→ Exercise instructions: Look through the data below and return each line where "บรองผลการเร" appears.

→ Input records:
○ ○ ○ ○ ○ ○ ○

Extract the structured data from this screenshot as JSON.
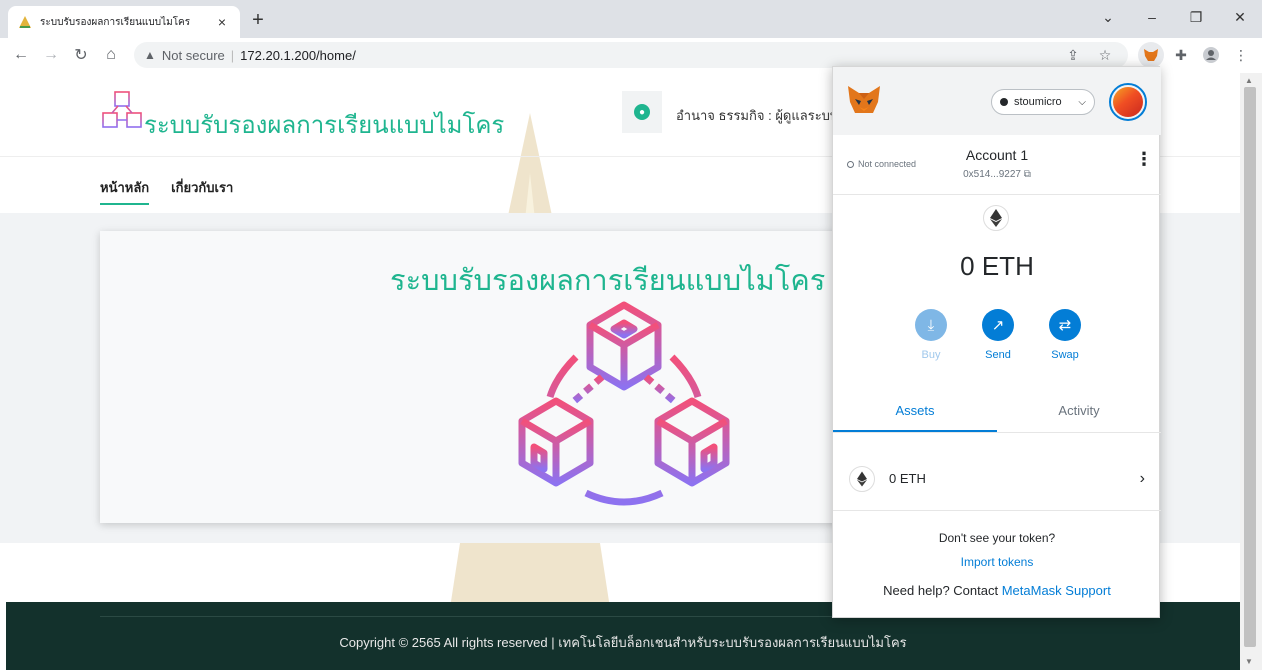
{
  "browser": {
    "tab_title": "ระบบรับรองผลการเรียนแบบไมโคร",
    "tab_close": "×",
    "new_tab": "+",
    "security_label": "Not secure",
    "url": "172.20.1.200/home/"
  },
  "site": {
    "title": "ระบบรับรองผลการเรียนแบบไมโคร",
    "user_label": "อำนาจ ธรรมกิจ : ผู้ดูแลระบบ",
    "nav": [
      {
        "label": "หน้าหลัก"
      },
      {
        "label": "เกี่ยวกับเรา"
      }
    ],
    "hero_title": "ระบบรับรองผลการเรียนแบบไมโคร",
    "footer_text": "Copyright © 2565 All rights reserved | เทคโนโลยีบล็อกเชนสำหรับระบบรับรองผลการเรียนแบบไมโคร",
    "accent_color": "#1fb58f",
    "footer_color": "#13312c"
  },
  "metamask": {
    "network": "stoumicro",
    "status": "Not connected",
    "account_name": "Account 1",
    "account_address": "0x514...9227",
    "balance": "0 ETH",
    "actions": [
      {
        "label": "Buy",
        "icon": "download-icon"
      },
      {
        "label": "Send",
        "icon": "arrow-up-right-icon"
      },
      {
        "label": "Swap",
        "icon": "swap-icon"
      }
    ],
    "tabs": [
      {
        "label": "Assets"
      },
      {
        "label": "Activity"
      }
    ],
    "asset": {
      "label": "0 ETH"
    },
    "help_question": "Don't see your token?",
    "import_link": "Import tokens",
    "need_help": "Need help? Contact",
    "support_link": "MetaMask Support",
    "accent_color": "#037dd6"
  }
}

○ ○ ○ ○ ○ ○ ○

→ Task response:
    "tab_title": "ระบบรับรองผลการเรียนแบบไมโคร",
    "title": "ระบบรับรองผลการเรียนแบบไมโคร",
    "hero_title": "ระบบรับรองผลการเรียนแบบไมโคร",
    "footer_text": "Copyright © 2565 All rights reserved | เทคโนโลยีบล็อกเชนสำหรับระบบรับรองผลการเรียนแบบไมโคร",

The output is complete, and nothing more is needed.